### Dataset excerpts:
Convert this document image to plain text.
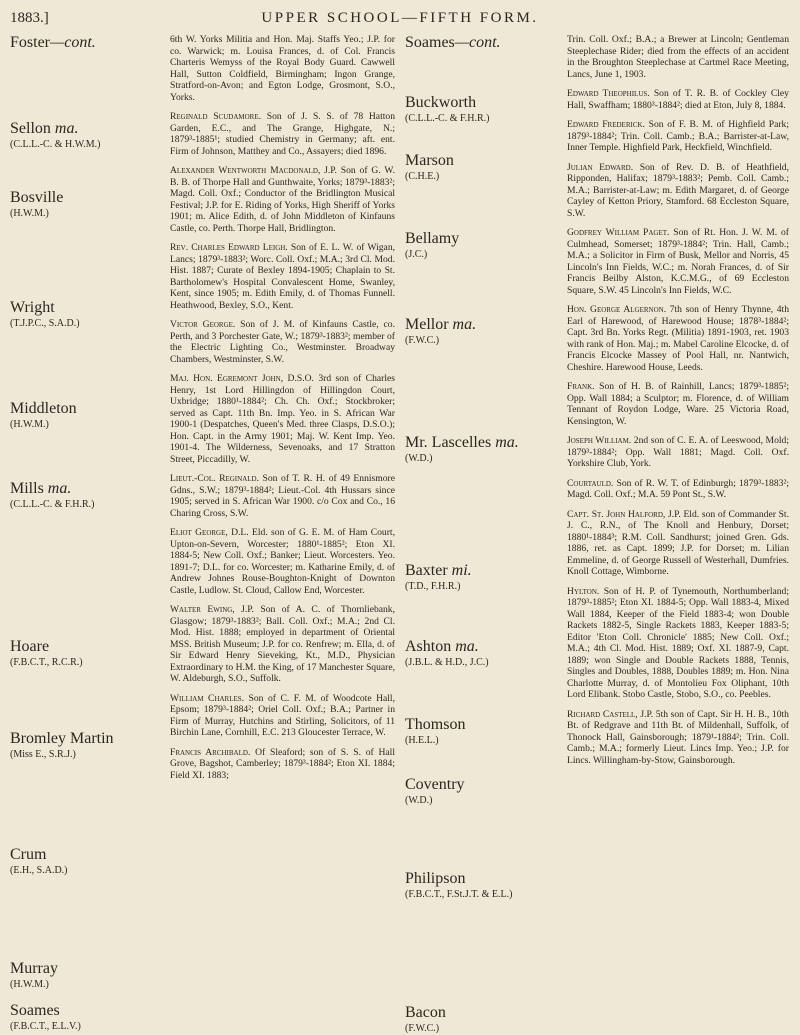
1883.]	UPPER SCHOOL—FIFTH FORM.
Foster—cont.
Sellon ma.
(C.L.L.-C. & H.W.M.)
Bosville
(H.W.M.)
Wright
(T.J.P.C., S.A.D.)
Middleton
(H.W.M.)
Mills ma.
(C.L.L.-C. & F.H.R.)
Hoare
(F.B.C.T., R.C.R.)
Bromley Martin
(Miss E., S.R.J.)
Crum
(E.H., S.A.D.)
Murray
(H.W.M.)
Soames
(F.B.C.T., E.L.V.)

6th W. Yorks Militia and Hon. Maj. Staffs Yeo.; J.P. for co. Warwick; m. Louisa Frances, d. of Col. Francis Charteris Wemyss of the Royal Body Guard. Cawwell Hall, Sutton Coldfield, Birmingham; Ingon Grange, Stratford-on-Avon; and Egton Lodge, Grosmont, S.O., Yorks.

Reginald Scudamore. Son of J. S. S. of 78 Hatton Garden, E.C., and The Grange, Highgate, N.; 1879³-1885¹; studied Chemistry in Germany; aft. ent. Firm of Johnson, Matthey and Co., Assayers; died 1896.

Alexander Wentworth Macdonald, J.P. Son of G. W. B. B. of Thorpe Hall and Gunthwaite, Yorks; 1879³-1883²; Magd. Coll. Oxf.; Conductor of the Bridlington Musical Festival; J.P. for E. Riding of Yorks, High Sheriff of Yorks 1901; m. Alice Edith, d. of John Middleton of Kinfauns Castle, co. Perth. Thorpe Hall, Bridlington.

Rev. Charles Edward Leigh. Son of E. L. W. of Wigan, Lancs; 1879³-1883²; Worc. Coll. Oxf.; M.A.; 3rd Cl. Mod. Hist. 1887; Curate of Bexley 1894-1905; Chaplain to St. Bartholomew's Hospital Convalescent Home, Swanley, Kent, since 1905; m. Edith Emily, d. of Thomas Funnell. Heathwood, Bexley, S.O., Kent.

Victor George. Son of J. M. of Kinfauns Castle, co. Perth, and 3 Porchester Gate, W.; 1879³-1883²; member of the Electric Lighting Co., Westminster. Broadway Chambers, Westminster, S.W.

Maj. Hon. Egremont John, D.S.O. 3rd son of Charles Henry, 1st Lord Hillingdon of Hillingdon Court, Uxbridge; 1880¹-1884²; Ch. Ch. Oxf.; Stockbroker; served as Capt. 11th Bn. Imp. Yeo. in S. African War 1900-1 (Despatches, Queen's Med. three Clasps, D.S.O.); Hon. Capt. in the Army 1901; Maj. W. Kent Imp. Yeo. 1901-4. The Wilderness, Sevenoaks, and 17 Stratton Street, Piccadilly, W.

Lieut.-Col. Reginald. Son of T. R. H. of 49 Ennismore Gdns., S.W.; 1879³-1884²; Lieut.-Col. 4th Hussars since 1905; served in S. African War 1900. c/o Cox and Co., 16 Charing Cross, S.W.

Eliot George, D.L. Eld. son of G. E. M. of Ham Court, Upton-on-Severn, Worcester; 1880¹-1885²; Eton XI. 1884-5; New Coll. Oxf.; Banker; Lieut. Worcesters. Yeo. 1891-7; D.L. for co. Worcester; m. Katharine Emily, d. of Andrew Johnes Rouse-Boughton-Knight of Downton Castle, Ludlow. St. Cloud, Callow End, Worcester.

Walter Ewing, J.P. Son of A. C. of Thornliebank, Glasgow; 1879³-1883²; Ball. Coll. Oxf.; M.A.; 2nd Cl. Mod. Hist. 1888; employed in department of Oriental MSS. British Museum; J.P. for co. Renfrew; m. Ella, d. of Sir Edward Henry Sieveking, Kt., M.D., Physician Extraordinary to H.M. the King, of 17 Manchester Square, W. Aldeburgh, S.O., Suffolk.

William Charles. Son of C. F. M. of Woodcote Hall, Epsom; 1879³-1884²; Oriel Coll. Oxf.; B.A.; Partner in Firm of Murray, Hutchins and Stirling, Solicitors, of 11 Birchin Lane, Cornhill, E.C. 213 Gloucester Terrace, W.

Francis Archibald. Of Sleaford; son of S. S. of Hall Grove, Bagshot, Camberley; 1879³-1884²; Eton XI. 1884; Field XI. 1883;

Soames—cont.
Buckworth
(C.L.L.-C. & F.H.R.)
Marson
(C.H.E.)
Bellamy
(J.C.)
Mellor ma.
(F.W.C.)
Mr. Lascelles ma.
(W.D.)
Baxter mi.
(T.D., F.H.R.)
Ashton ma.
(J.B.L. & H.D., J.C.)
Thomson
(H.E.L.)
Coventry
(W.D.)
Philipson
(F.B.C.T., F.St.J.T. & E.L.)
Bacon
(F.W.C.)

Trin. Coll. Oxf.; B.A.; a Brewer at Lincoln; Gentleman Steeplechase Rider; died from the effects of an accident in the Broughton Steeplechase at Cartmel Race Meeting, Lancs, June 1, 1903.

Edward Theophilus. Son of T. R. B. of Cockley Cley Hall, Swaffham; 1880³-1884²; died at Eton, July 8, 1884.

Edward Frederick. Son of F. B. M. of Highfield Park; 1879³-1884²; Trin. Coll. Camb.; B.A.; Barrister-at-Law, Inner Temple. Highfield Park, Heckfield, Winchfield.

Julian Edward. Son of Rev. D. B. of Heathfield, Ripponden, Halifax; 1879³-1883²; Pemb. Coll. Camb.; M.A.; Barrister-at-Law; m. Edith Margaret, d. of George Cayley of Ketton Priory, Stamford. 68 Eccleston Square, S.W.

Godfrey William Paget. Son of Rt. Hon. J. W. M. of Culmhead, Somerset; 1879³-1884²; Trin. Hall, Camb.; M.A.; a Solicitor in Firm of Busk, Mellor and Norris, 45 Lincoln's Inn Fields, W.C.; m. Norah Frances, d. of Sir Francis Beilby Alston, K.C.M.G., of 69 Eccleston Square, S.W. 45 Lincoln's Inn Fields, W.C.

Hon. George Algernon. 7th son of Henry Thynne, 4th Earl of Harewood, of Harewood House; 1878³-1884²; Capt. 3rd Bn. Yorks Regt. (Militia) 1891-1903, ret. 1903 with rank of Hon. Maj.; m. Mabel Caroline Elcocke, d. of Francis Elcocke Massey of Pool Hall, nr. Nantwich, Cheshire. Harewood House, Leeds.

Frank. Son of H. B. of Rainhill, Lancs; 1879³-1885²; Opp. Wall 1884; a Sculptor; m. Florence, d. of William Tennant of Roydon Lodge, Ware. 25 Victoria Road, Kensington, W.

Joseph William. 2nd son of C. E. A. of Leeswood, Mold; 1879³-1884²; Opp. Wall 1881; Magd. Coll. Oxf. Yorkshire Club, York.

Courtauld. Son of R. W. T. of Edinburgh; 1879³-1883²; Magd. Coll. Oxf.; M.A. 59 Pont St., S.W.

Capt. St. John Halford, J.P. Eld. son of Commander St. J. C., R.N., of The Knoll and Henbury, Dorset; 1880¹-1884³; R.M. Coll. Sandhurst; joined Gren. Gds. 1886, ret. as Capt. 1899; J.P. for Dorset; m. Lilian Emmeline, d. of George Russell of Westerhall, Dumfries. Knoll Cottage, Wimborne.

Hylton. Son of H. P. of Tynemouth, Northumberland; 1879³-1885²; Eton XI. 1884-5; Opp. Wall 1883-4, Mixed Wall 1884, Keeper of the Field 1883-4; won Double Rackets 1882-5, Single Rackets 1883, Keeper 1883-5; Editor 'Eton Coll. Chronicle' 1885; New Coll. Oxf.; M.A.; 4th Cl. Mod. Hist. 1889; Oxf. XI. 1887-9, Capt. 1889; won Single and Double Rackets 1888, Tennis, Singles and Doubles, 1888, Doubles 1889; m. Hon. Nina Charlotte Murray, d. of Montolieu Fox Oliphant, 10th Lord Elibank. Stobo Castle, Stobo, S.O., co. Peebles.

Richard Castell, J.P. 5th son of Capt. Sir H. H. B., 10th Bt. of Redgrave and 11th Bt. of Mildenhall, Suffolk, of Thonock Hall, Gainsborough; 1879¹-1884²; Trin. Coll. Camb.; M.A.; formerly Lieut. Lincs Imp. Yeo.; J.P. for Lincs. Willingham-by-Stow, Gainsborough.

### To do:
The only thing to give is how many lines of the listing include the word "Eccleston".

### Exercise answer:
2